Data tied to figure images
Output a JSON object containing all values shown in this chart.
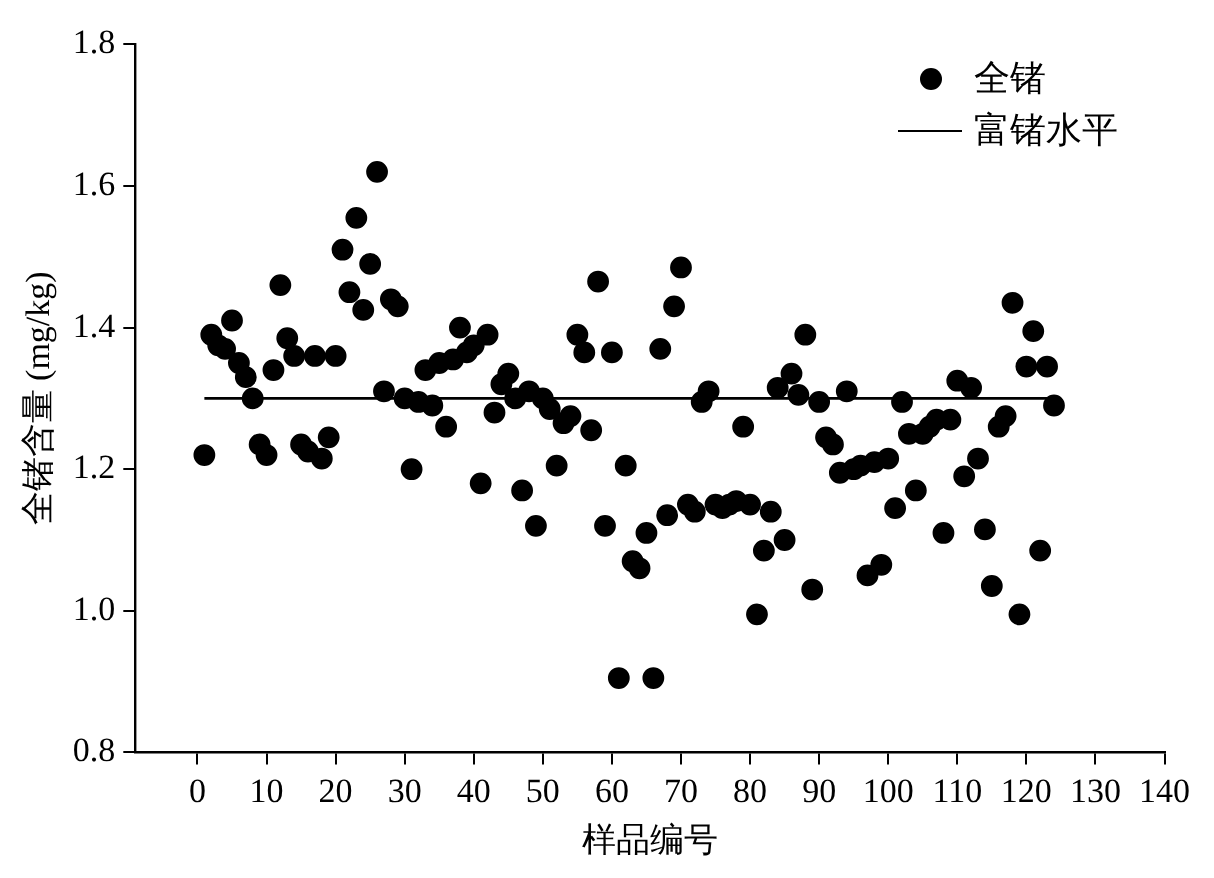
{
  "chart_data": {
    "type": "scatter",
    "xlabel": "样品编号",
    "ylabel": "全锗含量 (mg/kg)",
    "xlim": [
      -9,
      140
    ],
    "xticks": [
      0,
      10,
      20,
      30,
      40,
      50,
      60,
      70,
      80,
      90,
      100,
      110,
      120,
      130,
      140
    ],
    "ylim": [
      0.8,
      1.8
    ],
    "yticks": [
      {
        "value": 0.8,
        "label": "0.8"
      },
      {
        "value": 1.0,
        "label": "1.0"
      },
      {
        "value": 1.2,
        "label": "1.2"
      },
      {
        "value": 1.4,
        "label": "1.4"
      },
      {
        "value": 1.6,
        "label": "1.6"
      },
      {
        "value": 1.8,
        "label": "1.8"
      }
    ],
    "grid": false,
    "legend": "top right",
    "marker": "circle",
    "series": [
      {
        "name": "全锗",
        "type": "scatter",
        "color": "#000000",
        "x": [
          1,
          2,
          3,
          4,
          5,
          6,
          7,
          8,
          9,
          10,
          11,
          12,
          13,
          14,
          15,
          16,
          17,
          18,
          19,
          20,
          21,
          22,
          23,
          24,
          25,
          26,
          27,
          28,
          29,
          30,
          31,
          32,
          33,
          34,
          35,
          36,
          37,
          38,
          39,
          40,
          41,
          42,
          43,
          44,
          45,
          46,
          47,
          48,
          49,
          50,
          51,
          52,
          53,
          54,
          55,
          56,
          57,
          58,
          59,
          60,
          61,
          62,
          63,
          64,
          65,
          66,
          67,
          68,
          69,
          70,
          71,
          72,
          73,
          74,
          75,
          76,
          77,
          78,
          79,
          80,
          81,
          82,
          83,
          84,
          85,
          86,
          87,
          88,
          89,
          90,
          91,
          92,
          93,
          94,
          95,
          96,
          97,
          98,
          99,
          100,
          101,
          102,
          103,
          104,
          105,
          106,
          107,
          108,
          109,
          110,
          111,
          112,
          113,
          114,
          115,
          116,
          117,
          118,
          119,
          120,
          121,
          122,
          123,
          124
        ],
        "values": [
          1.22,
          1.39,
          1.375,
          1.37,
          1.41,
          1.35,
          1.33,
          1.3,
          1.235,
          1.22,
          1.34,
          1.46,
          1.385,
          1.36,
          1.235,
          1.225,
          1.36,
          1.215,
          1.245,
          1.36,
          1.51,
          1.45,
          1.555,
          1.425,
          1.49,
          1.62,
          1.31,
          1.44,
          1.43,
          1.3,
          1.2,
          1.295,
          1.34,
          1.29,
          1.35,
          1.26,
          1.355,
          1.4,
          1.365,
          1.375,
          1.18,
          1.39,
          1.28,
          1.32,
          1.335,
          1.3,
          1.17,
          1.31,
          1.12,
          1.3,
          1.285,
          1.205,
          1.265,
          1.275,
          1.39,
          1.365,
          1.255,
          1.465,
          1.12,
          1.365,
          0.905,
          1.205,
          1.07,
          1.06,
          1.11,
          0.905,
          1.37,
          1.135,
          1.43,
          1.485,
          1.15,
          1.14,
          1.295,
          1.31,
          1.15,
          1.145,
          1.15,
          1.155,
          1.26,
          1.15,
          0.995,
          1.085,
          1.14,
          1.315,
          1.1,
          1.335,
          1.305,
          1.39,
          1.03,
          1.295,
          1.245,
          1.235,
          1.195,
          1.31,
          1.2,
          1.205,
          1.05,
          1.21,
          1.065,
          1.215,
          1.145,
          1.295,
          1.25,
          1.17,
          1.25,
          1.26,
          1.27,
          1.11,
          1.27,
          1.325,
          1.19,
          1.315,
          1.215,
          1.115,
          1.035,
          1.26,
          1.275,
          1.435,
          0.995,
          1.345,
          1.395,
          1.085,
          1.345,
          1.29
        ]
      },
      {
        "name": "富锗水平",
        "type": "line",
        "color": "#000000",
        "marker": "none",
        "line_style": "solid",
        "x": [
          1,
          124
        ],
        "values": [
          1.3,
          1.3
        ]
      }
    ]
  }
}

◆ What is needed ◆
Omit every picture, then repeat the remaining data exactly as it appears above.

◆ Solution to this exercise ◆
Output a JSON object containing all values shown in this chart.
{
  "chart_data": {
    "type": "scatter",
    "xlabel": "样品编号",
    "ylabel": "全锗含量 (mg/kg)",
    "xlim": [
      -9,
      140
    ],
    "xticks": [
      0,
      10,
      20,
      30,
      40,
      50,
      60,
      70,
      80,
      90,
      100,
      110,
      120,
      130,
      140
    ],
    "ylim": [
      0.8,
      1.8
    ],
    "yticks": [
      {
        "value": 0.8,
        "label": "0.8"
      },
      {
        "value": 1.0,
        "label": "1.0"
      },
      {
        "value": 1.2,
        "label": "1.2"
      },
      {
        "value": 1.4,
        "label": "1.4"
      },
      {
        "value": 1.6,
        "label": "1.6"
      },
      {
        "value": 1.8,
        "label": "1.8"
      }
    ],
    "grid": false,
    "legend": "top right",
    "marker": "circle",
    "series": [
      {
        "name": "全锗",
        "type": "scatter",
        "color": "#000000",
        "x": [
          1,
          2,
          3,
          4,
          5,
          6,
          7,
          8,
          9,
          10,
          11,
          12,
          13,
          14,
          15,
          16,
          17,
          18,
          19,
          20,
          21,
          22,
          23,
          24,
          25,
          26,
          27,
          28,
          29,
          30,
          31,
          32,
          33,
          34,
          35,
          36,
          37,
          38,
          39,
          40,
          41,
          42,
          43,
          44,
          45,
          46,
          47,
          48,
          49,
          50,
          51,
          52,
          53,
          54,
          55,
          56,
          57,
          58,
          59,
          60,
          61,
          62,
          63,
          64,
          65,
          66,
          67,
          68,
          69,
          70,
          71,
          72,
          73,
          74,
          75,
          76,
          77,
          78,
          79,
          80,
          81,
          82,
          83,
          84,
          85,
          86,
          87,
          88,
          89,
          90,
          91,
          92,
          93,
          94,
          95,
          96,
          97,
          98,
          99,
          100,
          101,
          102,
          103,
          104,
          105,
          106,
          107,
          108,
          109,
          110,
          111,
          112,
          113,
          114,
          115,
          116,
          117,
          118,
          119,
          120,
          121,
          122,
          123,
          124
        ],
        "values": [
          1.22,
          1.39,
          1.375,
          1.37,
          1.41,
          1.35,
          1.33,
          1.3,
          1.235,
          1.22,
          1.34,
          1.46,
          1.385,
          1.36,
          1.235,
          1.225,
          1.36,
          1.215,
          1.245,
          1.36,
          1.51,
          1.45,
          1.555,
          1.425,
          1.49,
          1.62,
          1.31,
          1.44,
          1.43,
          1.3,
          1.2,
          1.295,
          1.34,
          1.29,
          1.35,
          1.26,
          1.355,
          1.4,
          1.365,
          1.375,
          1.18,
          1.39,
          1.28,
          1.32,
          1.335,
          1.3,
          1.17,
          1.31,
          1.12,
          1.3,
          1.285,
          1.205,
          1.265,
          1.275,
          1.39,
          1.365,
          1.255,
          1.465,
          1.12,
          1.365,
          0.905,
          1.205,
          1.07,
          1.06,
          1.11,
          0.905,
          1.37,
          1.135,
          1.43,
          1.485,
          1.15,
          1.14,
          1.295,
          1.31,
          1.15,
          1.145,
          1.15,
          1.155,
          1.26,
          1.15,
          0.995,
          1.085,
          1.14,
          1.315,
          1.1,
          1.335,
          1.305,
          1.39,
          1.03,
          1.295,
          1.245,
          1.235,
          1.195,
          1.31,
          1.2,
          1.205,
          1.05,
          1.21,
          1.065,
          1.215,
          1.145,
          1.295,
          1.25,
          1.17,
          1.25,
          1.26,
          1.27,
          1.11,
          1.27,
          1.325,
          1.19,
          1.315,
          1.215,
          1.115,
          1.035,
          1.26,
          1.275,
          1.435,
          0.995,
          1.345,
          1.395,
          1.085,
          1.345,
          1.29
        ]
      },
      {
        "name": "富锗水平",
        "type": "line",
        "color": "#000000",
        "marker": "none",
        "line_style": "solid",
        "x": [
          1,
          124
        ],
        "values": [
          1.3,
          1.3
        ]
      }
    ]
  }
}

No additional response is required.